• _Written instruction_
Every entry must be echoed exactly.

── Input data

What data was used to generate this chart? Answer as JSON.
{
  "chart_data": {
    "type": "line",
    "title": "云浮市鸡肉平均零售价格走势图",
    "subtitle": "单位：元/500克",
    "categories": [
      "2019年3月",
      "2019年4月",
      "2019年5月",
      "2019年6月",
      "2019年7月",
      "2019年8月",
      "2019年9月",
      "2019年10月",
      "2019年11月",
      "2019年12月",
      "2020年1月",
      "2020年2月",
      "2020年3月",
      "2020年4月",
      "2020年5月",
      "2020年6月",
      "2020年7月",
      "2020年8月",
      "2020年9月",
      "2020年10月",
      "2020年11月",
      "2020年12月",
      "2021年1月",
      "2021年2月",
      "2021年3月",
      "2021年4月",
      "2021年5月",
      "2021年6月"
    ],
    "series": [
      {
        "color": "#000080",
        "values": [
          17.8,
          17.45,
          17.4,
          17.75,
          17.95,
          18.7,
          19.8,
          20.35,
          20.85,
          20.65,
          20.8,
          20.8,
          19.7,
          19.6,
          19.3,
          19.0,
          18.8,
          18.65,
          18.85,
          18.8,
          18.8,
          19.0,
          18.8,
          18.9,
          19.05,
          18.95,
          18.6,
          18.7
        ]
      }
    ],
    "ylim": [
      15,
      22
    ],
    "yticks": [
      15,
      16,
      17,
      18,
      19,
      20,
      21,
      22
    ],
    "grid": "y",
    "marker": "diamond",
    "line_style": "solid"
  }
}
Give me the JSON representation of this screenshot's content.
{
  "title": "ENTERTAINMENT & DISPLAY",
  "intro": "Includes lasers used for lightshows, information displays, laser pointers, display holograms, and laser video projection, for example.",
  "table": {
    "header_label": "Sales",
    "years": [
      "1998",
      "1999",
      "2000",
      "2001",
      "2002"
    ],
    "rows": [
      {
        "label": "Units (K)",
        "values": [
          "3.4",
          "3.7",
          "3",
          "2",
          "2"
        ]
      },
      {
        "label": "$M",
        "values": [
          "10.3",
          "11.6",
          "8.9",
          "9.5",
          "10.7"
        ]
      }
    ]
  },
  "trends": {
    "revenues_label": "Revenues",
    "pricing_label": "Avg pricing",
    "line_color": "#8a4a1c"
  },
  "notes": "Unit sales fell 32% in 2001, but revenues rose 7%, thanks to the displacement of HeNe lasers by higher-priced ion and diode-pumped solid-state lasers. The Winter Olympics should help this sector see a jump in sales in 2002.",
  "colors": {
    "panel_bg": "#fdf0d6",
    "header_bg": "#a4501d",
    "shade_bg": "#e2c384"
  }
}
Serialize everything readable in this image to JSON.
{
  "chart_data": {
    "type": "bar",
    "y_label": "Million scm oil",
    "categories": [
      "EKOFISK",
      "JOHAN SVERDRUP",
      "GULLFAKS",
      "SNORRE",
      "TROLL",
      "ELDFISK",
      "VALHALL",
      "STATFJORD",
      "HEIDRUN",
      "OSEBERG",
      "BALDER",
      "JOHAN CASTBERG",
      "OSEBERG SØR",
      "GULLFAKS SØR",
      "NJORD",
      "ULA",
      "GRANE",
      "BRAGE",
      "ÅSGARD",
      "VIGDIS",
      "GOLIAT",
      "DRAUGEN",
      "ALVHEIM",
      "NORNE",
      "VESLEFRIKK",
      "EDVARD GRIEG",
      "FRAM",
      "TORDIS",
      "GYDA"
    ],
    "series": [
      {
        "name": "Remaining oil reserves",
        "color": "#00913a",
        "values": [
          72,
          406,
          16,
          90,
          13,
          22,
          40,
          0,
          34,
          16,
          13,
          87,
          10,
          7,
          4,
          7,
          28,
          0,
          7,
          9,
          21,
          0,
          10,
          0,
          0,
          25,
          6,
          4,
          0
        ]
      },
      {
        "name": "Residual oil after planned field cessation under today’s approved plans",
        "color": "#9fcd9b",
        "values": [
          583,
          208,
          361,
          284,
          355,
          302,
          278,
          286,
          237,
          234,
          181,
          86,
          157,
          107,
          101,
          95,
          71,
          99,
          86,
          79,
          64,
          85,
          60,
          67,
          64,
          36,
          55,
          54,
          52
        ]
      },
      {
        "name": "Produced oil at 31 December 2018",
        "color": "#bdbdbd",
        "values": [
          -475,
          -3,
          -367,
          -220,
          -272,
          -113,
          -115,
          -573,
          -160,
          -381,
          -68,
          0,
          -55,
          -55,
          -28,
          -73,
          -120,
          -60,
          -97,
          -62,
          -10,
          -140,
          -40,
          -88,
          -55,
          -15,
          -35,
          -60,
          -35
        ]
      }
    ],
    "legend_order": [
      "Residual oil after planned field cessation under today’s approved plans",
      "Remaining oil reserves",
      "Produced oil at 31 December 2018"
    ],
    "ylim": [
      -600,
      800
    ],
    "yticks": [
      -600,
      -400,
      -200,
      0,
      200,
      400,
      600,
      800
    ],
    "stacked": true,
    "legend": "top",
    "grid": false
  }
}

────

• _The response_
What data was used to generate this chart? Answer as JSON.
{
  "chart_data": {
    "type": "line",
    "title": "云浮市鸡肉平均零售价格走势图",
    "subtitle": "单位：元/500克",
    "categories": [
      "2019年3月",
      "2019年4月",
      "2019年5月",
      "2019年6月",
      "2019年7月",
      "2019年8月",
      "2019年9月",
      "2019年10月",
      "2019年11月",
      "2019年12月",
      "2020年1月",
      "2020年2月",
      "2020年3月",
      "2020年4月",
      "2020年5月",
      "2020年6月",
      "2020年7月",
      "2020年8月",
      "2020年9月",
      "2020年10月",
      "2020年11月",
      "2020年12月",
      "2021年1月",
      "2021年2月",
      "2021年3月",
      "2021年4月",
      "2021年5月",
      "2021年6月"
    ],
    "series": [
      {
        "color": "#000080",
        "values": [
          17.8,
          17.45,
          17.4,
          17.75,
          17.95,
          18.7,
          19.8,
          20.35,
          20.85,
          20.65,
          20.8,
          20.8,
          19.7,
          19.6,
          19.3,
          19.0,
          18.8,
          18.65,
          18.85,
          18.8,
          18.8,
          19.0,
          18.8,
          18.9,
          19.05,
          18.95,
          18.6,
          18.7
        ]
      }
    ],
    "ylim": [
      15,
      22
    ],
    "yticks": [
      15,
      16,
      17,
      18,
      19,
      20,
      21,
      22
    ],
    "grid": "y",
    "marker": "diamond",
    "line_style": "solid"
  }
}
Give me the JSON representation of this screenshot's content.
{
  "title": "ENTERTAINMENT & DISPLAY",
  "intro": "Includes lasers used for lightshows, information displays, laser pointers, display holograms, and laser video projection, for example.",
  "table": {
    "header_label": "Sales",
    "years": [
      "1998",
      "1999",
      "2000",
      "2001",
      "2002"
    ],
    "rows": [
      {
        "label": "Units (K)",
        "values": [
          "3.4",
          "3.7",
          "3",
          "2",
          "2"
        ]
      },
      {
        "label": "$M",
        "values": [
          "10.3",
          "11.6",
          "8.9",
          "9.5",
          "10.7"
        ]
      }
    ]
  },
  "trends": {
    "revenues_label": "Revenues",
    "pricing_label": "Avg pricing",
    "line_color": "#8a4a1c"
  },
  "notes": "Unit sales fell 32% in 2001, but revenues rose 7%, thanks to the displacement of HeNe lasers by higher-priced ion and diode-pumped solid-state lasers. The Winter Olympics should help this sector see a jump in sales in 2002.",
  "colors": {
    "panel_bg": "#fdf0d6",
    "header_bg": "#a4501d",
    "shade_bg": "#e2c384"
  }
}
Serialize everything readable in this image to JSON.
{
  "chart_data": {
    "type": "bar",
    "y_label": "Million scm oil",
    "categories": [
      "EKOFISK",
      "JOHAN SVERDRUP",
      "GULLFAKS",
      "SNORRE",
      "TROLL",
      "ELDFISK",
      "VALHALL",
      "STATFJORD",
      "HEIDRUN",
      "OSEBERG",
      "BALDER",
      "JOHAN CASTBERG",
      "OSEBERG SØR",
      "GULLFAKS SØR",
      "NJORD",
      "ULA",
      "GRANE",
      "BRAGE",
      "ÅSGARD",
      "VIGDIS",
      "GOLIAT",
      "DRAUGEN",
      "ALVHEIM",
      "NORNE",
      "VESLEFRIKK",
      "EDVARD GRIEG",
      "FRAM",
      "TORDIS",
      "GYDA"
    ],
    "series": [
      {
        "name": "Remaining oil reserves",
        "color": "#00913a",
        "values": [
          72,
          406,
          16,
          90,
          13,
          22,
          40,
          0,
          34,
          16,
          13,
          87,
          10,
          7,
          4,
          7,
          28,
          0,
          7,
          9,
          21,
          0,
          10,
          0,
          0,
          25,
          6,
          4,
          0
        ]
      },
      {
        "name": "Residual oil after planned field cessation under today’s approved plans",
        "color": "#9fcd9b",
        "values": [
          583,
          208,
          361,
          284,
          355,
          302,
          278,
          286,
          237,
          234,
          181,
          86,
          157,
          107,
          101,
          95,
          71,
          99,
          86,
          79,
          64,
          85,
          60,
          67,
          64,
          36,
          55,
          54,
          52
        ]
      },
      {
        "name": "Produced oil at 31 December 2018",
        "color": "#bdbdbd",
        "values": [
          -475,
          -3,
          -367,
          -220,
          -272,
          -113,
          -115,
          -573,
          -160,
          -381,
          -68,
          0,
          -55,
          -55,
          -28,
          -73,
          -120,
          -60,
          -97,
          -62,
          -10,
          -140,
          -40,
          -88,
          -55,
          -15,
          -35,
          -60,
          -35
        ]
      }
    ],
    "legend_order": [
      "Residual oil after planned field cessation under today’s approved plans",
      "Remaining oil reserves",
      "Produced oil at 31 December 2018"
    ],
    "ylim": [
      -600,
      800
    ],
    "yticks": [
      -600,
      -400,
      -200,
      0,
      200,
      400,
      600,
      800
    ],
    "stacked": true,
    "legend": "top",
    "grid": false
  }
}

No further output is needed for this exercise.